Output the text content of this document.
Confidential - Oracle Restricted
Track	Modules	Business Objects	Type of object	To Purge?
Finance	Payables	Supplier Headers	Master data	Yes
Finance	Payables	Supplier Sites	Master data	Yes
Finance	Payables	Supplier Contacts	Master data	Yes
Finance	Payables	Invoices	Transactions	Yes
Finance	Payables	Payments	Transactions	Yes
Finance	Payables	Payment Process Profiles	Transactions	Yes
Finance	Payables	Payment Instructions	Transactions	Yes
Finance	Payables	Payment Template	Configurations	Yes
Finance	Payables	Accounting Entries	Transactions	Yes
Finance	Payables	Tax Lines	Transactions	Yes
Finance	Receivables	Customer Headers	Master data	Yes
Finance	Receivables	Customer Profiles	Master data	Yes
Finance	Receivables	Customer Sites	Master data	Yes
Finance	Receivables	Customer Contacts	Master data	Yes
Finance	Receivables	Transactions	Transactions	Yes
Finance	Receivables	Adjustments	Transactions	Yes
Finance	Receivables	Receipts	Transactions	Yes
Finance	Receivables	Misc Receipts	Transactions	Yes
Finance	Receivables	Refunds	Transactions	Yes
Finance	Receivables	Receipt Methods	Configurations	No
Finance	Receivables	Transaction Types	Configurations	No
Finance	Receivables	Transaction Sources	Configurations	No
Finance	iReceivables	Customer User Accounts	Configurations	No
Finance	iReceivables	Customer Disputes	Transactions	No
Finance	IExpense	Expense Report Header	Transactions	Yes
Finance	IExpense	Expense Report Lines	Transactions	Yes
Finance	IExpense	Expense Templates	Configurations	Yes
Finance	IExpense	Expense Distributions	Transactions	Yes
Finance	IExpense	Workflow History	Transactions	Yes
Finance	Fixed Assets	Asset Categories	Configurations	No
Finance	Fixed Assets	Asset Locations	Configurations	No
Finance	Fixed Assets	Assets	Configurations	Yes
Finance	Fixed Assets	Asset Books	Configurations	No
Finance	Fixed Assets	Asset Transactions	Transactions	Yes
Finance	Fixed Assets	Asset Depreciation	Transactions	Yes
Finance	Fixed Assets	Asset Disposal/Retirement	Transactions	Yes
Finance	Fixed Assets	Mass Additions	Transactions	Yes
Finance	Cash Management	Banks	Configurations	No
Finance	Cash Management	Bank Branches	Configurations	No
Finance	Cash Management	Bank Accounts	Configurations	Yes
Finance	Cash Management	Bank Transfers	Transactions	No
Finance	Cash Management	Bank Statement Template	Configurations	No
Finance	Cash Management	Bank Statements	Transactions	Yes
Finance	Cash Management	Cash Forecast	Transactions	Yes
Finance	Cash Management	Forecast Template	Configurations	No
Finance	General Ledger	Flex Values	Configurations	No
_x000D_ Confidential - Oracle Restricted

══════════

| What to produce |
Exactly reproduce all of the entries.

| Finished exercise |
Output the text content of this document.
Confidential - Oracle Restricted
Track	Modules	Business Objects	Type of object	To Purge?
Finance	Payables	Supplier Headers	Master data	Yes
Finance	Payables	Supplier Sites	Master data	Yes
Finance	Payables	Supplier Contacts	Master data	Yes
Finance	Payables	Invoices	Transactions	Yes
Finance	Payables	Payments	Transactions	Yes
Finance	Payables	Payment Process Profiles	Transactions	Yes
Finance	Payables	Payment Instructions	Transactions	Yes
Finance	Payables	Payment Template	Configurations	Yes
Finance	Payables	Accounting Entries	Transactions	Yes
Finance	Payables	Tax Lines	Transactions	Yes
Finance	Receivables	Customer Headers	Master data	Yes
Finance	Receivables	Customer Profiles	Master data	Yes
Finance	Receivables	Customer Sites	Master data	Yes
Finance	Receivables	Customer Contacts	Master data	Yes
Finance	Receivables	Transactions	Transactions	Yes
Finance	Receivables	Adjustments	Transactions	Yes
Finance	Receivables	Receipts	Transactions	Yes
Finance	Receivables	Misc Receipts	Transactions	Yes
Finance	Receivables	Refunds	Transactions	Yes
Finance	Receivables	Receipt Methods	Configurations	No
Finance	Receivables	Transaction Types	Configurations	No
Finance	Receivables	Transaction Sources	Configurations	No
Finance	iReceivables	Customer User Accounts	Configurations	No
Finance	iReceivables	Customer Disputes	Transactions	No
Finance	IExpense	Expense Report Header	Transactions	Yes
Finance	IExpense	Expense Report Lines	Transactions	Yes
Finance	IExpense	Expense Templates	Configurations	Yes
Finance	IExpense	Expense Distributions	Transactions	Yes
Finance	IExpense	Workflow History	Transactions	Yes
Finance	Fixed Assets	Asset Categories	Configurations	No
Finance	Fixed Assets	Asset Locations	Configurations	No
Finance	Fixed Assets	Assets	Configurations	Yes
Finance	Fixed Assets	Asset Books	Configurations	No
Finance	Fixed Assets	Asset Transactions	Transactions	Yes
Finance	Fixed Assets	Asset Depreciation	Transactions	Yes
Finance	Fixed Assets	Asset Disposal/Retirement	Transactions	Yes
Finance	Fixed Assets	Mass Additions	Transactions	Yes
Finance	Cash Management	Banks	Configurations	No
Finance	Cash Management	Bank Branches	Configurations	No
Finance	Cash Management	Bank Accounts	Configurations	Yes
Finance	Cash Management	Bank Transfers	Transactions	No
Finance	Cash Management	Bank Statement Template	Configurations	No
Finance	Cash Management	Bank Statements	Transactions	Yes
Finance	Cash Management	Cash Forecast	Transactions	Yes
Finance	Cash Management	Forecast Template	Configurations	No
Finance	General Ledger	Flex Values	Configurations	No
_x000D_ Confidential - Oracle Restricted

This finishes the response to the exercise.